REQUEST = Return every line of the listing below unchanged, in the same order.
==== GIVEN RECORDS
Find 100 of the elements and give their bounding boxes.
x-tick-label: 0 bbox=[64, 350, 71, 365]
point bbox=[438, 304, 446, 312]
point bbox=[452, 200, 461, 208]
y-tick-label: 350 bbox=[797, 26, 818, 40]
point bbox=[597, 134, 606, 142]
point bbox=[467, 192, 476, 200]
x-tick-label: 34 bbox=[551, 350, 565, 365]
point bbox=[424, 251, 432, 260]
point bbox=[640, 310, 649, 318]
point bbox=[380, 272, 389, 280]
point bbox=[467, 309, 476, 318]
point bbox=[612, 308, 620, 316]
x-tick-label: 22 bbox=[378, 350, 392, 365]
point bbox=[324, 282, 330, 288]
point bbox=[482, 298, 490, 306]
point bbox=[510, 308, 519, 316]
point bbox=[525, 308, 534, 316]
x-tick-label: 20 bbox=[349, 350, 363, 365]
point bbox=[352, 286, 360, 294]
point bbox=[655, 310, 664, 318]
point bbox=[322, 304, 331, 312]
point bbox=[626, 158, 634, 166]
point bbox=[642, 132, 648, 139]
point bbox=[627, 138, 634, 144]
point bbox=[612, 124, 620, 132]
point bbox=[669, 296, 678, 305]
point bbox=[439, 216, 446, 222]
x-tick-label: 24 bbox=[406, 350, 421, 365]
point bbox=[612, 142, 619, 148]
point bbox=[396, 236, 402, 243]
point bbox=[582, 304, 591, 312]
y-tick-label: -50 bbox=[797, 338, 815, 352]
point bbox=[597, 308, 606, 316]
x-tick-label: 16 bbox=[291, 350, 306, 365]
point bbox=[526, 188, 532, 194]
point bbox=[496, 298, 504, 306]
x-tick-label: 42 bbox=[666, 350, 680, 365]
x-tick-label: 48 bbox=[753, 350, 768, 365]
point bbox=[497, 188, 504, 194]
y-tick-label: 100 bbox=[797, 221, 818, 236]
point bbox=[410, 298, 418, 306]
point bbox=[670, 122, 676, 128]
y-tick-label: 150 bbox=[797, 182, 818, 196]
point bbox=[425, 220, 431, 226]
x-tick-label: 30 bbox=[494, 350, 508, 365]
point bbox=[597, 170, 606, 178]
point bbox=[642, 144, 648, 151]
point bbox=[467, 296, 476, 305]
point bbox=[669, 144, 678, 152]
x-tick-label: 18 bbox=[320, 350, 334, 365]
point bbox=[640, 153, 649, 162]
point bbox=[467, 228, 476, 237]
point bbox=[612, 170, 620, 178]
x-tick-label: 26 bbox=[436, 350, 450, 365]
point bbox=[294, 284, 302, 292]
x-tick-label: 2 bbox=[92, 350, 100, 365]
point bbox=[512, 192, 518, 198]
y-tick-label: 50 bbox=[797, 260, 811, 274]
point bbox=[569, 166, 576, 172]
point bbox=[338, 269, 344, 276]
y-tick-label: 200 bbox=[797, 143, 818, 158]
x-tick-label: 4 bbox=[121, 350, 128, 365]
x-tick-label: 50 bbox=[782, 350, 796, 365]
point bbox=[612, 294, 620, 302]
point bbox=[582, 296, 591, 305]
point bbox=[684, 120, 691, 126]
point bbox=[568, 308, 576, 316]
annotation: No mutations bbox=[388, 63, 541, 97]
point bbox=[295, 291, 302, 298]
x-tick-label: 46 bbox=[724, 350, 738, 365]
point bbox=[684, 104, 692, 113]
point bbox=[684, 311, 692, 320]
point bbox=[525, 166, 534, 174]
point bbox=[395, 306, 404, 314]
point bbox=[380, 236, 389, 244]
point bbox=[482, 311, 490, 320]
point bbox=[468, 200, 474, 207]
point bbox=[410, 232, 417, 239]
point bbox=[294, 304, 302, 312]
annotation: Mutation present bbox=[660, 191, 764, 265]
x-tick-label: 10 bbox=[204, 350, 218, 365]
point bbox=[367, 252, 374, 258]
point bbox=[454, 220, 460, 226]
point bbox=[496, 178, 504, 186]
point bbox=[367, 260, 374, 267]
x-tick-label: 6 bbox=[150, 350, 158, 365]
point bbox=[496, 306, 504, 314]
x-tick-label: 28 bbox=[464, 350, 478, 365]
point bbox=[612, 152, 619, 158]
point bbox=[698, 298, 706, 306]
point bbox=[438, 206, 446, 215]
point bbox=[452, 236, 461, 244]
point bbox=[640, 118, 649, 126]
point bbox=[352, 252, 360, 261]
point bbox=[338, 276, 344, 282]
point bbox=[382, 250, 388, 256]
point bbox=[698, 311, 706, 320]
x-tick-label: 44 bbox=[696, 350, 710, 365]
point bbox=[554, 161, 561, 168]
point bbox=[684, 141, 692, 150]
========
RESULT FOR THIS TASK =
Find 100 of the elements and give their bounding boxes.
x-tick-label: 0 bbox=[64, 350, 71, 365]
point bbox=[438, 304, 446, 312]
point bbox=[452, 200, 461, 208]
y-tick-label: 350 bbox=[797, 26, 818, 40]
point bbox=[597, 134, 606, 142]
point bbox=[467, 192, 476, 200]
x-tick-label: 34 bbox=[551, 350, 565, 365]
point bbox=[424, 251, 432, 260]
point bbox=[640, 310, 649, 318]
point bbox=[380, 272, 389, 280]
point bbox=[467, 309, 476, 318]
point bbox=[612, 308, 620, 316]
x-tick-label: 22 bbox=[378, 350, 392, 365]
point bbox=[324, 282, 330, 288]
point bbox=[482, 298, 490, 306]
point bbox=[510, 308, 519, 316]
point bbox=[525, 308, 534, 316]
x-tick-label: 20 bbox=[349, 350, 363, 365]
point bbox=[352, 286, 360, 294]
point bbox=[655, 310, 664, 318]
point bbox=[322, 304, 331, 312]
point bbox=[626, 158, 634, 166]
point bbox=[642, 132, 648, 139]
point bbox=[627, 138, 634, 144]
point bbox=[612, 124, 620, 132]
point bbox=[669, 296, 678, 305]
point bbox=[439, 216, 446, 222]
x-tick-label: 24 bbox=[406, 350, 421, 365]
point bbox=[612, 142, 619, 148]
point bbox=[396, 236, 402, 243]
point bbox=[582, 304, 591, 312]
y-tick-label: -50 bbox=[797, 338, 815, 352]
point bbox=[597, 308, 606, 316]
x-tick-label: 16 bbox=[291, 350, 306, 365]
point bbox=[526, 188, 532, 194]
point bbox=[496, 298, 504, 306]
x-tick-label: 42 bbox=[666, 350, 680, 365]
x-tick-label: 48 bbox=[753, 350, 768, 365]
point bbox=[497, 188, 504, 194]
y-tick-label: 100 bbox=[797, 221, 818, 236]
point bbox=[410, 298, 418, 306]
point bbox=[670, 122, 676, 128]
y-tick-label: 150 bbox=[797, 182, 818, 196]
point bbox=[425, 220, 431, 226]
x-tick-label: 30 bbox=[494, 350, 508, 365]
point bbox=[597, 170, 606, 178]
point bbox=[642, 144, 648, 151]
point bbox=[467, 296, 476, 305]
point bbox=[669, 144, 678, 152]
x-tick-label: 18 bbox=[320, 350, 334, 365]
point bbox=[640, 153, 649, 162]
point bbox=[467, 228, 476, 237]
point bbox=[612, 170, 620, 178]
x-tick-label: 26 bbox=[436, 350, 450, 365]
point bbox=[294, 284, 302, 292]
x-tick-label: 2 bbox=[92, 350, 100, 365]
point bbox=[512, 192, 518, 198]
y-tick-label: 50 bbox=[797, 260, 811, 274]
point bbox=[569, 166, 576, 172]
point bbox=[338, 269, 344, 276]
y-tick-label: 200 bbox=[797, 143, 818, 158]
x-tick-label: 4 bbox=[121, 350, 128, 365]
x-tick-label: 50 bbox=[782, 350, 796, 365]
point bbox=[612, 294, 620, 302]
point bbox=[582, 296, 591, 305]
point bbox=[684, 120, 691, 126]
point bbox=[568, 308, 576, 316]
annotation: No mutations bbox=[388, 63, 541, 97]
point bbox=[295, 291, 302, 298]
x-tick-label: 46 bbox=[724, 350, 738, 365]
point bbox=[684, 104, 692, 113]
point bbox=[684, 311, 692, 320]
point bbox=[525, 166, 534, 174]
point bbox=[395, 306, 404, 314]
point bbox=[380, 236, 389, 244]
point bbox=[482, 311, 490, 320]
point bbox=[468, 200, 474, 207]
point bbox=[410, 232, 417, 239]
point bbox=[294, 304, 302, 312]
annotation: Mutation present bbox=[660, 191, 764, 265]
x-tick-label: 10 bbox=[204, 350, 218, 365]
point bbox=[367, 252, 374, 258]
point bbox=[454, 220, 460, 226]
point bbox=[496, 178, 504, 186]
point bbox=[367, 260, 374, 267]
x-tick-label: 6 bbox=[150, 350, 158, 365]
point bbox=[496, 306, 504, 314]
x-tick-label: 28 bbox=[464, 350, 478, 365]
point bbox=[612, 152, 619, 158]
point bbox=[698, 298, 706, 306]
point bbox=[438, 206, 446, 215]
point bbox=[452, 236, 461, 244]
point bbox=[640, 118, 649, 126]
point bbox=[352, 252, 360, 261]
point bbox=[338, 276, 344, 282]
point bbox=[382, 250, 388, 256]
point bbox=[698, 311, 706, 320]
x-tick-label: 44 bbox=[696, 350, 710, 365]
point bbox=[554, 161, 561, 168]
point bbox=[684, 141, 692, 150]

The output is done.